### EXERCISE:
Copy out exactly every line from the line containing "Convert this document image to plain text." until the records below end, inclusive of both boundary lines.

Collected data
#####

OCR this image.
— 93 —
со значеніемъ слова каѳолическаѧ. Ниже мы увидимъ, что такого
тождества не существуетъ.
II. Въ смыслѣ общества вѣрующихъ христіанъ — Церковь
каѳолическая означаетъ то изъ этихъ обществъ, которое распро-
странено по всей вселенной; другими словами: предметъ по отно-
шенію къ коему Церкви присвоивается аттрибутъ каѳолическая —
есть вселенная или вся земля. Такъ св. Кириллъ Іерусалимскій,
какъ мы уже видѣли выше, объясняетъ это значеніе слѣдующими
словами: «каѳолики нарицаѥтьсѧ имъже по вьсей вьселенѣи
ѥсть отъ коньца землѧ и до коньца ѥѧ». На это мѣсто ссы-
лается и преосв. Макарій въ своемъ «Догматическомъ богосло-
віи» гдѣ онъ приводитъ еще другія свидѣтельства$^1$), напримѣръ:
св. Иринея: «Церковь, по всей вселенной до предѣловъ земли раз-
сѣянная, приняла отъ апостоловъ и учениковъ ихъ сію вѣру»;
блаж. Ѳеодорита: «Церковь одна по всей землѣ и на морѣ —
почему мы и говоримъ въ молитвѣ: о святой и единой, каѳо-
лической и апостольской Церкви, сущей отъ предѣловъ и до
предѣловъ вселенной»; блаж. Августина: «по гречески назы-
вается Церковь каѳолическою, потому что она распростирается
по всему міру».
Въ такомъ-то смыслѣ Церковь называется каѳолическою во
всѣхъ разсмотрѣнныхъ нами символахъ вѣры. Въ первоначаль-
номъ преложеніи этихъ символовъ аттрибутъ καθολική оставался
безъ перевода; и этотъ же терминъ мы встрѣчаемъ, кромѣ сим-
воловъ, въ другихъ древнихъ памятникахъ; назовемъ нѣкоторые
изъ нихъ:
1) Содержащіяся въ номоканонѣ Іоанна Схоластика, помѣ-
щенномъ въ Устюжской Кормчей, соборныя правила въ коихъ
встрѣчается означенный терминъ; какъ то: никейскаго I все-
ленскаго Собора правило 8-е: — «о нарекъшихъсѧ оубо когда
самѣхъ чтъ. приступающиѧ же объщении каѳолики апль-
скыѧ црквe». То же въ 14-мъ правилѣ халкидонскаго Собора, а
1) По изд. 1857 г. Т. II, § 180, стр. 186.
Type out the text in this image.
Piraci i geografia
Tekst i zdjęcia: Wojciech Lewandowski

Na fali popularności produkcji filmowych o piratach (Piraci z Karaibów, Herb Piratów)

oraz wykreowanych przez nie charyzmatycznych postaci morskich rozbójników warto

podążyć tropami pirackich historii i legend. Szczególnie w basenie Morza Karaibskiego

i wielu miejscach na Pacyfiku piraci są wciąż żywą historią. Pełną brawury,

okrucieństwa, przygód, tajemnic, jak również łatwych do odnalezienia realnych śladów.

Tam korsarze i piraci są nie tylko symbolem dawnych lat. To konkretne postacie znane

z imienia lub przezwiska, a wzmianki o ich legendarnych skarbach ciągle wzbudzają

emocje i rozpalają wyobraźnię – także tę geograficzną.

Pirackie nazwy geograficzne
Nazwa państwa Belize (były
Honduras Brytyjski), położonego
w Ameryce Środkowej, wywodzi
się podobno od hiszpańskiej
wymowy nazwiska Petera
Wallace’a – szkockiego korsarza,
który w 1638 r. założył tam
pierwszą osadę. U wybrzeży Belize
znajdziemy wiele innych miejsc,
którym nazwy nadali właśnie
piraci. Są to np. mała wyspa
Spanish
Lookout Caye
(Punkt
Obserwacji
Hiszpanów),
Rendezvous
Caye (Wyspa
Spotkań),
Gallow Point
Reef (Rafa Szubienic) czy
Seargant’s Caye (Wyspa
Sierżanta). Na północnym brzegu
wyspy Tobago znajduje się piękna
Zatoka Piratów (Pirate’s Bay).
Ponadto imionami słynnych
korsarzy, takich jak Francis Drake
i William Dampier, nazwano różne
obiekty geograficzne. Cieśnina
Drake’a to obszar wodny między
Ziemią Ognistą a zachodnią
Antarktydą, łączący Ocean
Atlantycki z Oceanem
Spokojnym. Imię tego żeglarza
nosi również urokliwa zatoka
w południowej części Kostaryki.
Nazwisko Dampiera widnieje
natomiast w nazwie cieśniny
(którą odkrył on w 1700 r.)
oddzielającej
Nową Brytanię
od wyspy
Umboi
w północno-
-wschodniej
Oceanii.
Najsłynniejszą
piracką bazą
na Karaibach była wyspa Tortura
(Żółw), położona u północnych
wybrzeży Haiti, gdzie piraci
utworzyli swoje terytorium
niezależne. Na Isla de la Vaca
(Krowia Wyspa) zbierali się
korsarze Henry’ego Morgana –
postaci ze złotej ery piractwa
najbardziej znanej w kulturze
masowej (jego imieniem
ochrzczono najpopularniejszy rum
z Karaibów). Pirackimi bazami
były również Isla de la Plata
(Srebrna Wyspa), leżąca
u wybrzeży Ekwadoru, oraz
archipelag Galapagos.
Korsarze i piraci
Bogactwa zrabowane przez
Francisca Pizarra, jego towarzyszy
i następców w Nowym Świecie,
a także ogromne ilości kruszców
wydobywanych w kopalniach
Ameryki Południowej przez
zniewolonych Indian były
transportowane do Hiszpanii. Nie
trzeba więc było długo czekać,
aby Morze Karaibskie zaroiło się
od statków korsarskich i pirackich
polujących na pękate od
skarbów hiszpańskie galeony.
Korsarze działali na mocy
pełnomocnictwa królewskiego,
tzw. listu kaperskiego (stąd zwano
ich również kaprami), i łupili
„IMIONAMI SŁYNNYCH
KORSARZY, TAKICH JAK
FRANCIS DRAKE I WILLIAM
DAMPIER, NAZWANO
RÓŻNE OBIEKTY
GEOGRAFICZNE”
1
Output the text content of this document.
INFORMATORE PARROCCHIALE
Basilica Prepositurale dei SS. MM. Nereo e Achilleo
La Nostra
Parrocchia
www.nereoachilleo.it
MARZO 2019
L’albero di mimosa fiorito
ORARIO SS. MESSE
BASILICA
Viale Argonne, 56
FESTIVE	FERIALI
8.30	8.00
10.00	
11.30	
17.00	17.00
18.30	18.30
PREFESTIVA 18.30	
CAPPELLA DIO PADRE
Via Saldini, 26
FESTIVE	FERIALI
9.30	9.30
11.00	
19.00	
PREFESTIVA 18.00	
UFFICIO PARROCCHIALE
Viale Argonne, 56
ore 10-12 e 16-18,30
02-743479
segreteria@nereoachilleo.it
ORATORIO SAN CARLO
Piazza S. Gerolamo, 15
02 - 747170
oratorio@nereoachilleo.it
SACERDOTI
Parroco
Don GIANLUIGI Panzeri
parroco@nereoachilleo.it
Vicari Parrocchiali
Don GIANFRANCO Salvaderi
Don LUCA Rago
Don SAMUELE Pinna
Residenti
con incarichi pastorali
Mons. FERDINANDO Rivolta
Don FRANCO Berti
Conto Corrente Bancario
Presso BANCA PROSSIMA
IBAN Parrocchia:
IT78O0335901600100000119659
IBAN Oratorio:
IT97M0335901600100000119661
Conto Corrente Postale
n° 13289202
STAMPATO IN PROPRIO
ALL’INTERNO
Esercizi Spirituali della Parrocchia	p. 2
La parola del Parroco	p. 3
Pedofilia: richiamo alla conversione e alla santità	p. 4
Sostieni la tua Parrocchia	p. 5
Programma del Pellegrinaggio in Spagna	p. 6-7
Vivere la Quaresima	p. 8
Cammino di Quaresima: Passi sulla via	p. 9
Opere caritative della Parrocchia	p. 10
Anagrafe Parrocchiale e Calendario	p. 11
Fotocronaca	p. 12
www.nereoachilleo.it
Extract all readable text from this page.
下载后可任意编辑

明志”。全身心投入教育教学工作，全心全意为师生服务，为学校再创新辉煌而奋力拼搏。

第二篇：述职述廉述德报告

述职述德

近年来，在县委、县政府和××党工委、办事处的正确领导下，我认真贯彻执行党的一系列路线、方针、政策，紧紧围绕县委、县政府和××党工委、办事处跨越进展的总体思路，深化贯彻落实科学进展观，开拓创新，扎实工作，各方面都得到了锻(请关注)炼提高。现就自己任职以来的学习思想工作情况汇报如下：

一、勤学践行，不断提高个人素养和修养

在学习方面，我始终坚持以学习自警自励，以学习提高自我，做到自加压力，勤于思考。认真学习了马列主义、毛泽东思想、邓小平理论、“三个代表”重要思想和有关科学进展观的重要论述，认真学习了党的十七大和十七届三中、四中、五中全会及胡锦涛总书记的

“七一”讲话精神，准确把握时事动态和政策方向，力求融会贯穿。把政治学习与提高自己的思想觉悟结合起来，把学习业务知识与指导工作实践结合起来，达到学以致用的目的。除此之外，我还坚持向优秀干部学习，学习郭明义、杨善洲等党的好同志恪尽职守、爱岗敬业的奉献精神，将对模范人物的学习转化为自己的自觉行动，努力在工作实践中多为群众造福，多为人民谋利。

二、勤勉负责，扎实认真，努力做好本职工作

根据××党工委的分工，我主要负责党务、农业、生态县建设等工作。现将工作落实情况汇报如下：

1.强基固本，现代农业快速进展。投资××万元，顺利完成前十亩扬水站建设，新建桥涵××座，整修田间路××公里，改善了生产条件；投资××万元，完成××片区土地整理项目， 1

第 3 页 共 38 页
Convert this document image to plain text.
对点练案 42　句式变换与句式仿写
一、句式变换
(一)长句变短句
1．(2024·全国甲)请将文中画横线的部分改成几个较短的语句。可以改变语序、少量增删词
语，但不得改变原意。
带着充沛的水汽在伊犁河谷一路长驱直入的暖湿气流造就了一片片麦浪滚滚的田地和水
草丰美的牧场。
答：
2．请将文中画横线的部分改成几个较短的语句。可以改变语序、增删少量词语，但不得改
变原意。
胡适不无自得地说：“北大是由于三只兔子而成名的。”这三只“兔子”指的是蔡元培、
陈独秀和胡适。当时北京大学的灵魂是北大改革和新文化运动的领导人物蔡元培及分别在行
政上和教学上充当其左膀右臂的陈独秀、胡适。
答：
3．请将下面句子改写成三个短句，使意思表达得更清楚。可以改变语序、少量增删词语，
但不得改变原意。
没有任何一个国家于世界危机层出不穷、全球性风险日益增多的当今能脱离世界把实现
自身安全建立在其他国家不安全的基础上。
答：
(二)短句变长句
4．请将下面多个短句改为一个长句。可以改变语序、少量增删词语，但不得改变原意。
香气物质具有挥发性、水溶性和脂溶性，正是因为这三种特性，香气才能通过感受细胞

#####

### REPLY TO THE EXERCISE:
Convert this document image to plain text.
对点练案 42　句式变换与句式仿写
一、句式变换
(一)长句变短句
1．(2024·全国甲)请将文中画横线的部分改成几个较短的语句。可以改变语序、少量增删词
语，但不得改变原意。
带着充沛的水汽在伊犁河谷一路长驱直入的暖湿气流造就了一片片麦浪滚滚的田地和水
草丰美的牧场。
答：
2．请将文中画横线的部分改成几个较短的语句。可以改变语序、增删少量词语，但不得改
变原意。
胡适不无自得地说：“北大是由于三只兔子而成名的。”这三只“兔子”指的是蔡元培、
陈独秀和胡适。当时北京大学的灵魂是北大改革和新文化运动的领导人物蔡元培及分别在行
政上和教学上充当其左膀右臂的陈独秀、胡适。
答：
3．请将下面句子改写成三个短句，使意思表达得更清楚。可以改变语序、少量增删词语，
但不得改变原意。
没有任何一个国家于世界危机层出不穷、全球性风险日益增多的当今能脱离世界把实现
自身安全建立在其他国家不安全的基础上。
答：
(二)短句变长句
4．请将下面多个短句改为一个长句。可以改变语序、少量增删词语，但不得改变原意。
香气物质具有挥发性、水溶性和脂溶性，正是因为这三种特性，香气才能通过感受细胞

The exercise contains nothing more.